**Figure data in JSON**
[start]

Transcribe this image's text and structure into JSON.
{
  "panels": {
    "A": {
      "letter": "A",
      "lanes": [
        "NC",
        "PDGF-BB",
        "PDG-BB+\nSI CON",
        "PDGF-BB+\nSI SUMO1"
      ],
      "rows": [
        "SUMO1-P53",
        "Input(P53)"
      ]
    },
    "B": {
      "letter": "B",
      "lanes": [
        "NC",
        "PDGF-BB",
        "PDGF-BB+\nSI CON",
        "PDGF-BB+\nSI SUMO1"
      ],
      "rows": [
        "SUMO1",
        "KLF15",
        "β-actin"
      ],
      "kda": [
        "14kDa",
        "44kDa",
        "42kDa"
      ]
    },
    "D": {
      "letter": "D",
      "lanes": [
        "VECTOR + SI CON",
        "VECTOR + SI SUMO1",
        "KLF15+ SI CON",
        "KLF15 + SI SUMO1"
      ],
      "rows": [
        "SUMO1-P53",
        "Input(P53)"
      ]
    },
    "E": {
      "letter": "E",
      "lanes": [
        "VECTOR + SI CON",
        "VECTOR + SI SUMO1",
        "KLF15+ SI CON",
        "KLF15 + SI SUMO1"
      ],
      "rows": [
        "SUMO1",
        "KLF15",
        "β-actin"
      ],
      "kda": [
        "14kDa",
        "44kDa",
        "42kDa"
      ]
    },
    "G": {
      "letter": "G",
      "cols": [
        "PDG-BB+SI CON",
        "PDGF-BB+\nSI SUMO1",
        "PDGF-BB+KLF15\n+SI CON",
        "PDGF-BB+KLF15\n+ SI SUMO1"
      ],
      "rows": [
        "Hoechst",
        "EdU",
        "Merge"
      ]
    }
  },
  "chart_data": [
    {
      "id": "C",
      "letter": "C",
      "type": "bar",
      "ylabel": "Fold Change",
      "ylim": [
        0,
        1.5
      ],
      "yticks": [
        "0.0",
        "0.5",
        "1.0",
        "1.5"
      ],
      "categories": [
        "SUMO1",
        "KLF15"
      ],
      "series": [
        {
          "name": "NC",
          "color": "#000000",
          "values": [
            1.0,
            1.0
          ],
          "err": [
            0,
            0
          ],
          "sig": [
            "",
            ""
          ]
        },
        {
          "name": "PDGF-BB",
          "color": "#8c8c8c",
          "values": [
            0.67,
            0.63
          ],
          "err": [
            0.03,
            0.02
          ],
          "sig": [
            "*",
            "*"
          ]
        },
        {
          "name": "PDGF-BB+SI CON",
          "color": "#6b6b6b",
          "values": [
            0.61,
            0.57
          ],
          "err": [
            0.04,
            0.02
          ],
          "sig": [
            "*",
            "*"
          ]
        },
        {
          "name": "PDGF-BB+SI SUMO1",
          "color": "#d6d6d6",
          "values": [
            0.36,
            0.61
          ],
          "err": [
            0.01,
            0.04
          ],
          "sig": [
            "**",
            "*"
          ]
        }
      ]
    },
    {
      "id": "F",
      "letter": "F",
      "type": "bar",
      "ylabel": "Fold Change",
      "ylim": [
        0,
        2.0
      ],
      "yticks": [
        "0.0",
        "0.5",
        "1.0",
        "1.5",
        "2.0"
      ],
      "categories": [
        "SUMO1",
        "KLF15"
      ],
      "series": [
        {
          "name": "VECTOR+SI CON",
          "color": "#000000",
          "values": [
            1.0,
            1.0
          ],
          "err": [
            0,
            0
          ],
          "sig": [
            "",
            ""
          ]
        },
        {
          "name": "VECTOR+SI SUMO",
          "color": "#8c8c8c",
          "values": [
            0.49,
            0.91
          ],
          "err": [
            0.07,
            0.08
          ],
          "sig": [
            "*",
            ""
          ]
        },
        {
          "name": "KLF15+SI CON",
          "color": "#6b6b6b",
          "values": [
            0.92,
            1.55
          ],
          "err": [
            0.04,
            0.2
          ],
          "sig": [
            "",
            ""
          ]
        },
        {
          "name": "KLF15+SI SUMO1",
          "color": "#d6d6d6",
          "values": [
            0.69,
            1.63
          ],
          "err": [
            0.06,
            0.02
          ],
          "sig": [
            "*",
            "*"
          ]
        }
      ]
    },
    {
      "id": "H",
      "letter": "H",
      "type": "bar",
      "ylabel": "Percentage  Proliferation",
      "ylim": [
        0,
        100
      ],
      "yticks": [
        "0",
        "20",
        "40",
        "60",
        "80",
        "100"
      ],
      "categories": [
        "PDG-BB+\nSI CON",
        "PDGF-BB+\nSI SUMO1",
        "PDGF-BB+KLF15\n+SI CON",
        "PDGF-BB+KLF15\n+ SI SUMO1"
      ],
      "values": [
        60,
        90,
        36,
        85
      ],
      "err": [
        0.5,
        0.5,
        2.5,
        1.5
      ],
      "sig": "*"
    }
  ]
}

[end]

**EXERCISE INSTRUCTIONS**
Every line above should be written out again exactly as it stands.

**TASK OUTPUT**
Transcribe this image's text and structure into JSON.
{
  "panels": {
    "A": {
      "letter": "A",
      "lanes": [
        "NC",
        "PDGF-BB",
        "PDG-BB+\nSI CON",
        "PDGF-BB+\nSI SUMO1"
      ],
      "rows": [
        "SUMO1-P53",
        "Input(P53)"
      ]
    },
    "B": {
      "letter": "B",
      "lanes": [
        "NC",
        "PDGF-BB",
        "PDGF-BB+\nSI CON",
        "PDGF-BB+\nSI SUMO1"
      ],
      "rows": [
        "SUMO1",
        "KLF15",
        "β-actin"
      ],
      "kda": [
        "14kDa",
        "44kDa",
        "42kDa"
      ]
    },
    "D": {
      "letter": "D",
      "lanes": [
        "VECTOR + SI CON",
        "VECTOR + SI SUMO1",
        "KLF15+ SI CON",
        "KLF15 + SI SUMO1"
      ],
      "rows": [
        "SUMO1-P53",
        "Input(P53)"
      ]
    },
    "E": {
      "letter": "E",
      "lanes": [
        "VECTOR + SI CON",
        "VECTOR + SI SUMO1",
        "KLF15+ SI CON",
        "KLF15 + SI SUMO1"
      ],
      "rows": [
        "SUMO1",
        "KLF15",
        "β-actin"
      ],
      "kda": [
        "14kDa",
        "44kDa",
        "42kDa"
      ]
    },
    "G": {
      "letter": "G",
      "cols": [
        "PDG-BB+SI CON",
        "PDGF-BB+\nSI SUMO1",
        "PDGF-BB+KLF15\n+SI CON",
        "PDGF-BB+KLF15\n+ SI SUMO1"
      ],
      "rows": [
        "Hoechst",
        "EdU",
        "Merge"
      ]
    }
  },
  "chart_data": [
    {
      "id": "C",
      "letter": "C",
      "type": "bar",
      "ylabel": "Fold Change",
      "ylim": [
        0,
        1.5
      ],
      "yticks": [
        "0.0",
        "0.5",
        "1.0",
        "1.5"
      ],
      "categories": [
        "SUMO1",
        "KLF15"
      ],
      "series": [
        {
          "name": "NC",
          "color": "#000000",
          "values": [
            1.0,
            1.0
          ],
          "err": [
            0,
            0
          ],
          "sig": [
            "",
            ""
          ]
        },
        {
          "name": "PDGF-BB",
          "color": "#8c8c8c",
          "values": [
            0.67,
            0.63
          ],
          "err": [
            0.03,
            0.02
          ],
          "sig": [
            "*",
            "*"
          ]
        },
        {
          "name": "PDGF-BB+SI CON",
          "color": "#6b6b6b",
          "values": [
            0.61,
            0.57
          ],
          "err": [
            0.04,
            0.02
          ],
          "sig": [
            "*",
            "*"
          ]
        },
        {
          "name": "PDGF-BB+SI SUMO1",
          "color": "#d6d6d6",
          "values": [
            0.36,
            0.61
          ],
          "err": [
            0.01,
            0.04
          ],
          "sig": [
            "**",
            "*"
          ]
        }
      ]
    },
    {
      "id": "F",
      "letter": "F",
      "type": "bar",
      "ylabel": "Fold Change",
      "ylim": [
        0,
        2.0
      ],
      "yticks": [
        "0.0",
        "0.5",
        "1.0",
        "1.5",
        "2.0"
      ],
      "categories": [
        "SUMO1",
        "KLF15"
      ],
      "series": [
        {
          "name": "VECTOR+SI CON",
          "color": "#000000",
          "values": [
            1.0,
            1.0
          ],
          "err": [
            0,
            0
          ],
          "sig": [
            "",
            ""
          ]
        },
        {
          "name": "VECTOR+SI SUMO",
          "color": "#8c8c8c",
          "values": [
            0.49,
            0.91
          ],
          "err": [
            0.07,
            0.08
          ],
          "sig": [
            "*",
            ""
          ]
        },
        {
          "name": "KLF15+SI CON",
          "color": "#6b6b6b",
          "values": [
            0.92,
            1.55
          ],
          "err": [
            0.04,
            0.2
          ],
          "sig": [
            "",
            ""
          ]
        },
        {
          "name": "KLF15+SI SUMO1",
          "color": "#d6d6d6",
          "values": [
            0.69,
            1.63
          ],
          "err": [
            0.06,
            0.02
          ],
          "sig": [
            "*",
            "*"
          ]
        }
      ]
    },
    {
      "id": "H",
      "letter": "H",
      "type": "bar",
      "ylabel": "Percentage  Proliferation",
      "ylim": [
        0,
        100
      ],
      "yticks": [
        "0",
        "20",
        "40",
        "60",
        "80",
        "100"
      ],
      "categories": [
        "PDG-BB+\nSI CON",
        "PDGF-BB+\nSI SUMO1",
        "PDGF-BB+KLF15\n+SI CON",
        "PDGF-BB+KLF15\n+ SI SUMO1"
      ],
      "values": [
        60,
        90,
        36,
        85
      ],
      "err": [
        0.5,
        0.5,
        2.5,
        1.5
      ],
      "sig": "*"
    }
  ]
}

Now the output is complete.